→ **Written task**: Go through the records and give each one again exactly.

→ **Records shown**:
-=-=-

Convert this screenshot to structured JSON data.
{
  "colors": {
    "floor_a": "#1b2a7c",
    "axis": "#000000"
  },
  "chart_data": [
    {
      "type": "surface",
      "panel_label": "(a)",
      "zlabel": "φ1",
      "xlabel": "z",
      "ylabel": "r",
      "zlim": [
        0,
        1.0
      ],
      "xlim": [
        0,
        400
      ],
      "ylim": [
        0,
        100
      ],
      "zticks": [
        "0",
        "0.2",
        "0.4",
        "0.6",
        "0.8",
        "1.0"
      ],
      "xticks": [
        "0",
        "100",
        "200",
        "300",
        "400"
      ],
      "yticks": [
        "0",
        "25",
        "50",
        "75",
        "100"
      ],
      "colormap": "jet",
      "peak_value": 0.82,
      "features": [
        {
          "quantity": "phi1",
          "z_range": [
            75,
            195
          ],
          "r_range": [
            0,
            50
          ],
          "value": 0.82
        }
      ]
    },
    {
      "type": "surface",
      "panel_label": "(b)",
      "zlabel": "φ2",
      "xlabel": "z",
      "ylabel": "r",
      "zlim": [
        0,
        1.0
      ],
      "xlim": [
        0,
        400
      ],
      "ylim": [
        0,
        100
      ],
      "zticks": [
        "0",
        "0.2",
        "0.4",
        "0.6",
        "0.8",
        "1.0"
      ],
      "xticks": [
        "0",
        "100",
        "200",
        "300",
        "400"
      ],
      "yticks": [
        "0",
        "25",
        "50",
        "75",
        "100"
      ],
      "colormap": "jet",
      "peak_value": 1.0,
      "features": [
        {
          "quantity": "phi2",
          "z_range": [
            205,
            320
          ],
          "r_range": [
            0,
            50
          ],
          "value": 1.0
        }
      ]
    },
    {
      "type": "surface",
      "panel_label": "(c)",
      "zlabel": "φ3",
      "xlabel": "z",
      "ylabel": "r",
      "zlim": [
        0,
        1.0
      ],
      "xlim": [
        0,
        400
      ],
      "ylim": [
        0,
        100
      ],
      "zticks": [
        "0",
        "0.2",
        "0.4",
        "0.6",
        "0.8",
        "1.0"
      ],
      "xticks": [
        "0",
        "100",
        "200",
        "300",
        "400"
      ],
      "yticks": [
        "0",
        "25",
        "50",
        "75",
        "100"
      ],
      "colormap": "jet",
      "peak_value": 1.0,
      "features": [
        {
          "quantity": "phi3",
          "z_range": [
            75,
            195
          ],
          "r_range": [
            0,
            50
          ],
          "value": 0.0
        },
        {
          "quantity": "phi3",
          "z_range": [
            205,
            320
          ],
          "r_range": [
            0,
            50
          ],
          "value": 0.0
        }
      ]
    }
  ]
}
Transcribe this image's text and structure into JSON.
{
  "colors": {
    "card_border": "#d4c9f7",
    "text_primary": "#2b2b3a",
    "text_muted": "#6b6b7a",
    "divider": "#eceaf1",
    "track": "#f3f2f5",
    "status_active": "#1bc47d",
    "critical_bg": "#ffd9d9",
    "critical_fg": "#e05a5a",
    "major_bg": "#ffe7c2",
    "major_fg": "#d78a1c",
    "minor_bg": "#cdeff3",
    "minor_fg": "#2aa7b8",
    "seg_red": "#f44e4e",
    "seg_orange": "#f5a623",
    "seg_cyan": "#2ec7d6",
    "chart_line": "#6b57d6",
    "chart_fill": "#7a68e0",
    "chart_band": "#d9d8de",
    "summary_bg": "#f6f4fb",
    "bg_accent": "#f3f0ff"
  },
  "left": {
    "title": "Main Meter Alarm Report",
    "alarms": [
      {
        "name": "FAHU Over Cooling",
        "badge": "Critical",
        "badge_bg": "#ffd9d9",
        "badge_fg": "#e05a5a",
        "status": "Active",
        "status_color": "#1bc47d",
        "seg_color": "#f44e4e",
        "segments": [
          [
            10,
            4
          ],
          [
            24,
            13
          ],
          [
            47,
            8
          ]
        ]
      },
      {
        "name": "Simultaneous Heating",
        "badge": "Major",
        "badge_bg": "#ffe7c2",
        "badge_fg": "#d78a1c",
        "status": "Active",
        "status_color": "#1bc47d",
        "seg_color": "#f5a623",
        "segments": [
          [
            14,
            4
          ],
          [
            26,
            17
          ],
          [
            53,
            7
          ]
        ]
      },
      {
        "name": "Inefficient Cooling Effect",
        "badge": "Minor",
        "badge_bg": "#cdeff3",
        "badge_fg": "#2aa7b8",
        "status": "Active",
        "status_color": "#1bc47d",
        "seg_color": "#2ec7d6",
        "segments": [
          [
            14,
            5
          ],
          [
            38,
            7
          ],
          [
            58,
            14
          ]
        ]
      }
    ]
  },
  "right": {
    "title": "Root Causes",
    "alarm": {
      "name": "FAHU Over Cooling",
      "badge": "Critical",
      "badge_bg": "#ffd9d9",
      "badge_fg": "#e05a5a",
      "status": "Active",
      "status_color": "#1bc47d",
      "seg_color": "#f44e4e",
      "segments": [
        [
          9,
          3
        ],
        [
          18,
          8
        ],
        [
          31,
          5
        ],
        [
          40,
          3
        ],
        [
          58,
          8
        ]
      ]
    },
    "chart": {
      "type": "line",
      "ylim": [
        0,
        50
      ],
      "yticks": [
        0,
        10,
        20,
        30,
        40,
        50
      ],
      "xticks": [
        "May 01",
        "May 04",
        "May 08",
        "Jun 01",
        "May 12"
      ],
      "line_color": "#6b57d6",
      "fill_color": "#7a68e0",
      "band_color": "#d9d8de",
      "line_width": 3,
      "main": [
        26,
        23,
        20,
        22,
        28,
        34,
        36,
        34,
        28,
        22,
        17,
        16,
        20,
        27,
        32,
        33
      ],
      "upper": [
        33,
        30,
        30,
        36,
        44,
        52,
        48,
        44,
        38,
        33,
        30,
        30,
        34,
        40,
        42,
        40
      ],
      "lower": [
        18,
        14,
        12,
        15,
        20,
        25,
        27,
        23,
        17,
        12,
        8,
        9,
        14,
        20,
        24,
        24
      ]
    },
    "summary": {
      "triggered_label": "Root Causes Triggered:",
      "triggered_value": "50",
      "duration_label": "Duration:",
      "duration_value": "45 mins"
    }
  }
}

-=-=-

→ **Complete answer**:
Convert this screenshot to structured JSON data.
{
  "colors": {
    "floor_a": "#1b2a7c",
    "axis": "#000000"
  },
  "chart_data": [
    {
      "type": "surface",
      "panel_label": "(a)",
      "zlabel": "φ1",
      "xlabel": "z",
      "ylabel": "r",
      "zlim": [
        0,
        1.0
      ],
      "xlim": [
        0,
        400
      ],
      "ylim": [
        0,
        100
      ],
      "zticks": [
        "0",
        "0.2",
        "0.4",
        "0.6",
        "0.8",
        "1.0"
      ],
      "xticks": [
        "0",
        "100",
        "200",
        "300",
        "400"
      ],
      "yticks": [
        "0",
        "25",
        "50",
        "75",
        "100"
      ],
      "colormap": "jet",
      "peak_value": 0.82,
      "features": [
        {
          "quantity": "phi1",
          "z_range": [
            75,
            195
          ],
          "r_range": [
            0,
            50
          ],
          "value": 0.82
        }
      ]
    },
    {
      "type": "surface",
      "panel_label": "(b)",
      "zlabel": "φ2",
      "xlabel": "z",
      "ylabel": "r",
      "zlim": [
        0,
        1.0
      ],
      "xlim": [
        0,
        400
      ],
      "ylim": [
        0,
        100
      ],
      "zticks": [
        "0",
        "0.2",
        "0.4",
        "0.6",
        "0.8",
        "1.0"
      ],
      "xticks": [
        "0",
        "100",
        "200",
        "300",
        "400"
      ],
      "yticks": [
        "0",
        "25",
        "50",
        "75",
        "100"
      ],
      "colormap": "jet",
      "peak_value": 1.0,
      "features": [
        {
          "quantity": "phi2",
          "z_range": [
            205,
            320
          ],
          "r_range": [
            0,
            50
          ],
          "value": 1.0
        }
      ]
    },
    {
      "type": "surface",
      "panel_label": "(c)",
      "zlabel": "φ3",
      "xlabel": "z",
      "ylabel": "r",
      "zlim": [
        0,
        1.0
      ],
      "xlim": [
        0,
        400
      ],
      "ylim": [
        0,
        100
      ],
      "zticks": [
        "0",
        "0.2",
        "0.4",
        "0.6",
        "0.8",
        "1.0"
      ],
      "xticks": [
        "0",
        "100",
        "200",
        "300",
        "400"
      ],
      "yticks": [
        "0",
        "25",
        "50",
        "75",
        "100"
      ],
      "colormap": "jet",
      "peak_value": 1.0,
      "features": [
        {
          "quantity": "phi3",
          "z_range": [
            75,
            195
          ],
          "r_range": [
            0,
            50
          ],
          "value": 0.0
        },
        {
          "quantity": "phi3",
          "z_range": [
            205,
            320
          ],
          "r_range": [
            0,
            50
          ],
          "value": 0.0
        }
      ]
    }
  ]
}
Transcribe this image's text and structure into JSON.
{
  "colors": {
    "card_border": "#d4c9f7",
    "text_primary": "#2b2b3a",
    "text_muted": "#6b6b7a",
    "divider": "#eceaf1",
    "track": "#f3f2f5",
    "status_active": "#1bc47d",
    "critical_bg": "#ffd9d9",
    "critical_fg": "#e05a5a",
    "major_bg": "#ffe7c2",
    "major_fg": "#d78a1c",
    "minor_bg": "#cdeff3",
    "minor_fg": "#2aa7b8",
    "seg_red": "#f44e4e",
    "seg_orange": "#f5a623",
    "seg_cyan": "#2ec7d6",
    "chart_line": "#6b57d6",
    "chart_fill": "#7a68e0",
    "chart_band": "#d9d8de",
    "summary_bg": "#f6f4fb",
    "bg_accent": "#f3f0ff"
  },
  "left": {
    "title": "Main Meter Alarm Report",
    "alarms": [
      {
        "name": "FAHU Over Cooling",
        "badge": "Critical",
        "badge_bg": "#ffd9d9",
        "badge_fg": "#e05a5a",
        "status": "Active",
        "status_color": "#1bc47d",
        "seg_color": "#f44e4e",
        "segments": [
          [
            10,
            4
          ],
          [
            24,
            13
          ],
          [
            47,
            8
          ]
        ]
      },
      {
        "name": "Simultaneous Heating",
        "badge": "Major",
        "badge_bg": "#ffe7c2",
        "badge_fg": "#d78a1c",
        "status": "Active",
        "status_color": "#1bc47d",
        "seg_color": "#f5a623",
        "segments": [
          [
            14,
            4
          ],
          [
            26,
            17
          ],
          [
            53,
            7
          ]
        ]
      },
      {
        "name": "Inefficient Cooling Effect",
        "badge": "Minor",
        "badge_bg": "#cdeff3",
        "badge_fg": "#2aa7b8",
        "status": "Active",
        "status_color": "#1bc47d",
        "seg_color": "#2ec7d6",
        "segments": [
          [
            14,
            5
          ],
          [
            38,
            7
          ],
          [
            58,
            14
          ]
        ]
      }
    ]
  },
  "right": {
    "title": "Root Causes",
    "alarm": {
      "name": "FAHU Over Cooling",
      "badge": "Critical",
      "badge_bg": "#ffd9d9",
      "badge_fg": "#e05a5a",
      "status": "Active",
      "status_color": "#1bc47d",
      "seg_color": "#f44e4e",
      "segments": [
        [
          9,
          3
        ],
        [
          18,
          8
        ],
        [
          31,
          5
        ],
        [
          40,
          3
        ],
        [
          58,
          8
        ]
      ]
    },
    "chart": {
      "type": "line",
      "ylim": [
        0,
        50
      ],
      "yticks": [
        0,
        10,
        20,
        30,
        40,
        50
      ],
      "xticks": [
        "May 01",
        "May 04",
        "May 08",
        "Jun 01",
        "May 12"
      ],
      "line_color": "#6b57d6",
      "fill_color": "#7a68e0",
      "band_color": "#d9d8de",
      "line_width": 3,
      "main": [
        26,
        23,
        20,
        22,
        28,
        34,
        36,
        34,
        28,
        22,
        17,
        16,
        20,
        27,
        32,
        33
      ],
      "upper": [
        33,
        30,
        30,
        36,
        44,
        52,
        48,
        44,
        38,
        33,
        30,
        30,
        34,
        40,
        42,
        40
      ],
      "lower": [
        18,
        14,
        12,
        15,
        20,
        25,
        27,
        23,
        17,
        12,
        8,
        9,
        14,
        20,
        24,
        24
      ]
    },
    "summary": {
      "triggered_label": "Root Causes Triggered:",
      "triggered_value": "50",
      "duration_label": "Duration:",
      "duration_value": "45 mins"
    }
  }
}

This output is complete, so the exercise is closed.